**** Data for this task

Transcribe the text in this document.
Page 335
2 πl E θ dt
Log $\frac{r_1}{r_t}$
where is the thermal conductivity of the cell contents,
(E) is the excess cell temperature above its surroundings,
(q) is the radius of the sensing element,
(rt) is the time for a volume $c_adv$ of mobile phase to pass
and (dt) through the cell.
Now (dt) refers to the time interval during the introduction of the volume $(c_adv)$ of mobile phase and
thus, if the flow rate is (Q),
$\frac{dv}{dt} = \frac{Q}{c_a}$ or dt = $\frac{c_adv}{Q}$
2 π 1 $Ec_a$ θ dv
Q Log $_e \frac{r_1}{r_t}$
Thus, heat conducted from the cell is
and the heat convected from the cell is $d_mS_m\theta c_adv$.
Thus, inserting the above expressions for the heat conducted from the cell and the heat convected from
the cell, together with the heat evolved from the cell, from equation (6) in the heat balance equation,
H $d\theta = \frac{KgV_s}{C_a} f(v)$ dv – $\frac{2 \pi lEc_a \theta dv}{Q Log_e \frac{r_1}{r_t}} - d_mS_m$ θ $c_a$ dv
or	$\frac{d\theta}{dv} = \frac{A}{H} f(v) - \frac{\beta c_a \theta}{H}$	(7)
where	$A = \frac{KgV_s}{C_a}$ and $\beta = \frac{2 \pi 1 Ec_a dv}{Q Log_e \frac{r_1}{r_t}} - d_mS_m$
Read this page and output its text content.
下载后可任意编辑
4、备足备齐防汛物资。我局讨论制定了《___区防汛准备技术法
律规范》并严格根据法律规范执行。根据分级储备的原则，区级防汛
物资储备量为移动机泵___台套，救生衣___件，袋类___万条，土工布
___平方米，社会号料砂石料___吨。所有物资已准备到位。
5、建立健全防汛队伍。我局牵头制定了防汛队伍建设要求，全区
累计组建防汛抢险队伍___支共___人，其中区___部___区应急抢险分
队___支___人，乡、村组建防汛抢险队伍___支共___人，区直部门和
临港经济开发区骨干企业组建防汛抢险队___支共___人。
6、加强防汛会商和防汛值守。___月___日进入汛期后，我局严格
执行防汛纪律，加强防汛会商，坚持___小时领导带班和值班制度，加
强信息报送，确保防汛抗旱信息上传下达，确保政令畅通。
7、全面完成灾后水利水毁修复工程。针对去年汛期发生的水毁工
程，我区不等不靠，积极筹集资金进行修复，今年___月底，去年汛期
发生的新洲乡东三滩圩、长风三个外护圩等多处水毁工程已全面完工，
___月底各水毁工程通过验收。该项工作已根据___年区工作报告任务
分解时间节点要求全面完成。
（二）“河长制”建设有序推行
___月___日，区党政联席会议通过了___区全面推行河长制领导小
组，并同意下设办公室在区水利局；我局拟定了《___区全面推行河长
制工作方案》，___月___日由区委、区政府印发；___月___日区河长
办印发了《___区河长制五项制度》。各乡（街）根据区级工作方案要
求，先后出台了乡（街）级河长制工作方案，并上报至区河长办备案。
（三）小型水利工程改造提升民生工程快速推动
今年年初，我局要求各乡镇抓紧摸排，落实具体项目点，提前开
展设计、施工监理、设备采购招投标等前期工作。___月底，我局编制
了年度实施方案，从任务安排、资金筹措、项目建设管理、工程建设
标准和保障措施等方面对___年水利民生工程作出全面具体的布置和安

********

Problem requirements. Copy out every entry again, exactly as it was given.

Correct output.
Transcribe the text in this document.
Page 335
2 πl E θ dt
Log $\frac{r_1}{r_t}$
where is the thermal conductivity of the cell contents,
(E) is the excess cell temperature above its surroundings,
(q) is the radius of the sensing element,
(rt) is the time for a volume $c_adv$ of mobile phase to pass
and (dt) through the cell.
Now (dt) refers to the time interval during the introduction of the volume $(c_adv)$ of mobile phase and
thus, if the flow rate is (Q),
$\frac{dv}{dt} = \frac{Q}{c_a}$ or dt = $\frac{c_adv}{Q}$
2 π 1 $Ec_a$ θ dv
Q Log $_e \frac{r_1}{r_t}$
Thus, heat conducted from the cell is
and the heat convected from the cell is $d_mS_m\theta c_adv$.
Thus, inserting the above expressions for the heat conducted from the cell and the heat convected from
the cell, together with the heat evolved from the cell, from equation (6) in the heat balance equation,
H $d\theta = \frac{KgV_s}{C_a} f(v)$ dv – $\frac{2 \pi lEc_a \theta dv}{Q Log_e \frac{r_1}{r_t}} - d_mS_m$ θ $c_a$ dv
or	$\frac{d\theta}{dv} = \frac{A}{H} f(v) - \frac{\beta c_a \theta}{H}$	(7)
where	$A = \frac{KgV_s}{C_a}$ and $\beta = \frac{2 \pi 1 Ec_a dv}{Q Log_e \frac{r_1}{r_t}} - d_mS_m$
Read this page and output its text content.
下载后可任意编辑
4、备足备齐防汛物资。我局讨论制定了《___区防汛准备技术法
律规范》并严格根据法律规范执行。根据分级储备的原则，区级防汛
物资储备量为移动机泵___台套，救生衣___件，袋类___万条，土工布
___平方米，社会号料砂石料___吨。所有物资已准备到位。
5、建立健全防汛队伍。我局牵头制定了防汛队伍建设要求，全区
累计组建防汛抢险队伍___支共___人，其中区___部___区应急抢险分
队___支___人，乡、村组建防汛抢险队伍___支共___人，区直部门和
临港经济开发区骨干企业组建防汛抢险队___支共___人。
6、加强防汛会商和防汛值守。___月___日进入汛期后，我局严格
执行防汛纪律，加强防汛会商，坚持___小时领导带班和值班制度，加
强信息报送，确保防汛抗旱信息上传下达，确保政令畅通。
7、全面完成灾后水利水毁修复工程。针对去年汛期发生的水毁工
程，我区不等不靠，积极筹集资金进行修复，今年___月底，去年汛期
发生的新洲乡东三滩圩、长风三个外护圩等多处水毁工程已全面完工，
___月底各水毁工程通过验收。该项工作已根据___年区工作报告任务
分解时间节点要求全面完成。
（二）“河长制”建设有序推行
___月___日，区党政联席会议通过了___区全面推行河长制领导小
组，并同意下设办公室在区水利局；我局拟定了《___区全面推行河长
制工作方案》，___月___日由区委、区政府印发；___月___日区河长
办印发了《___区河长制五项制度》。各乡（街）根据区级工作方案要
求，先后出台了乡（街）级河长制工作方案，并上报至区河长办备案。
（三）小型水利工程改造提升民生工程快速推动
今年年初，我局要求各乡镇抓紧摸排，落实具体项目点，提前开
展设计、施工监理、设备采购招投标等前期工作。___月底，我局编制
了年度实施方案，从任务安排、资金筹措、项目建设管理、工程建设
标准和保障措施等方面对___年水利民生工程作出全面具体的布置和安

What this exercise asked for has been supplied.